## [TASK REQUIREMENTS]
Retype the data below without altering anything.

########

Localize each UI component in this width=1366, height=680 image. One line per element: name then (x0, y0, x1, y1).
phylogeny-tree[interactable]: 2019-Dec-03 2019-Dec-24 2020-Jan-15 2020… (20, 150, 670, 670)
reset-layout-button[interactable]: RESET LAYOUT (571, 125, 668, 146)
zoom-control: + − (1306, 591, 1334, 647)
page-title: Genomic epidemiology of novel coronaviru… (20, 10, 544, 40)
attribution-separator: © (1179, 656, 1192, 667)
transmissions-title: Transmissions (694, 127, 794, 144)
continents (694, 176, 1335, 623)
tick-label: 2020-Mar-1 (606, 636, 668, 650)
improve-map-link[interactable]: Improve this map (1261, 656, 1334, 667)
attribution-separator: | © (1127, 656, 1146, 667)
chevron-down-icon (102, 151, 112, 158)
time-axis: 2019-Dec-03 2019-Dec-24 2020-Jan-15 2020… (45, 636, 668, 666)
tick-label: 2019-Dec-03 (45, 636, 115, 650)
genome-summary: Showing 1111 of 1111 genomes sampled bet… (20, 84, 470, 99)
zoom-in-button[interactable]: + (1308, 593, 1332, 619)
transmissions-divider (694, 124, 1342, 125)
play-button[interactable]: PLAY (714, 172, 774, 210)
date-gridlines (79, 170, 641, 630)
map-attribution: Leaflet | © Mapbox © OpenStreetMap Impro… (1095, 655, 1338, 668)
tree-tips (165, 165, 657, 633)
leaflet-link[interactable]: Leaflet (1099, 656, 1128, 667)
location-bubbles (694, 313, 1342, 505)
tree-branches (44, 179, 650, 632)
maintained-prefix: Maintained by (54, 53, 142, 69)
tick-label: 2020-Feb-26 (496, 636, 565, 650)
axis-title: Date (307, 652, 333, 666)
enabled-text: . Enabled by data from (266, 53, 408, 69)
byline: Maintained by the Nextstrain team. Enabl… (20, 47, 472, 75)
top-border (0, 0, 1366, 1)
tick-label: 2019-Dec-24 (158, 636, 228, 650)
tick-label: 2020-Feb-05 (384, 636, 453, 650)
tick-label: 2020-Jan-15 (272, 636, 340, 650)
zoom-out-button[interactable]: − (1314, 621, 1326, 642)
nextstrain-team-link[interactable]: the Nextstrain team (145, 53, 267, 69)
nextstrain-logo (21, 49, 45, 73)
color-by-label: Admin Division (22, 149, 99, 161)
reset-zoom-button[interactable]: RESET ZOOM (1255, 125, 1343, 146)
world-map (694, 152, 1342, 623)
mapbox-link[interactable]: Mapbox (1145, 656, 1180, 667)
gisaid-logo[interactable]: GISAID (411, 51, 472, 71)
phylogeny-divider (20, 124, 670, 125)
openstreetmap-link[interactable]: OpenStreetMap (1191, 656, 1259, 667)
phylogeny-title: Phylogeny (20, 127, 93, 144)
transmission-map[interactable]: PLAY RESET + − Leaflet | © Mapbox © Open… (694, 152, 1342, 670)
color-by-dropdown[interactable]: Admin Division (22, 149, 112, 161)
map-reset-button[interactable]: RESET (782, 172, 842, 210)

########

## [ANSWER BOX]
Localize each UI component in this width=1366, height=680 image. One line per element: name then (x0, y0, x1, y1).
phylogeny-tree[interactable]: 2019-Dec-03 2019-Dec-24 2020-Jan-15 2020… (20, 150, 670, 670)
reset-layout-button[interactable]: RESET LAYOUT (571, 125, 668, 146)
zoom-control: + − (1306, 591, 1334, 647)
page-title: Genomic epidemiology of novel coronaviru… (20, 10, 544, 40)
attribution-separator: © (1179, 656, 1192, 667)
transmissions-title: Transmissions (694, 127, 794, 144)
continents (694, 176, 1335, 623)
tick-label: 2020-Mar-1 (606, 636, 668, 650)
improve-map-link[interactable]: Improve this map (1261, 656, 1334, 667)
attribution-separator: | © (1127, 656, 1146, 667)
chevron-down-icon (102, 151, 112, 158)
time-axis: 2019-Dec-03 2019-Dec-24 2020-Jan-15 2020… (45, 636, 668, 666)
tick-label: 2019-Dec-03 (45, 636, 115, 650)
genome-summary: Showing 1111 of 1111 genomes sampled bet… (20, 84, 470, 99)
zoom-in-button[interactable]: + (1308, 593, 1332, 619)
transmissions-divider (694, 124, 1342, 125)
play-button[interactable]: PLAY (714, 172, 774, 210)
date-gridlines (79, 170, 641, 630)
map-attribution: Leaflet | © Mapbox © OpenStreetMap Impro… (1095, 655, 1338, 668)
tree-tips (165, 165, 657, 633)
leaflet-link[interactable]: Leaflet (1099, 656, 1128, 667)
location-bubbles (694, 313, 1342, 505)
tree-branches (44, 179, 650, 632)
maintained-prefix: Maintained by (54, 53, 142, 69)
tick-label: 2020-Feb-26 (496, 636, 565, 650)
axis-title: Date (307, 652, 333, 666)
enabled-text: . Enabled by data from (266, 53, 408, 69)
byline: Maintained by the Nextstrain team. Enabl… (20, 47, 472, 75)
top-border (0, 0, 1366, 1)
tick-label: 2019-Dec-24 (158, 636, 228, 650)
tick-label: 2020-Feb-05 (384, 636, 453, 650)
tick-label: 2020-Jan-15 (272, 636, 340, 650)
zoom-out-button[interactable]: − (1314, 621, 1326, 642)
nextstrain-team-link[interactable]: the Nextstrain team (145, 53, 267, 69)
nextstrain-logo (21, 49, 45, 73)
color-by-label: Admin Division (22, 149, 99, 161)
reset-zoom-button[interactable]: RESET ZOOM (1255, 125, 1343, 146)
world-map (694, 152, 1342, 623)
mapbox-link[interactable]: Mapbox (1145, 656, 1180, 667)
gisaid-logo[interactable]: GISAID (411, 51, 472, 71)
phylogeny-divider (20, 124, 670, 125)
openstreetmap-link[interactable]: OpenStreetMap (1191, 656, 1259, 667)
phylogeny-title: Phylogeny (20, 127, 93, 144)
transmission-map[interactable]: PLAY RESET + − Leaflet | © Mapbox © Open… (694, 152, 1342, 670)
color-by-dropdown[interactable]: Admin Division (22, 149, 112, 161)
map-reset-button[interactable]: RESET (782, 172, 842, 210)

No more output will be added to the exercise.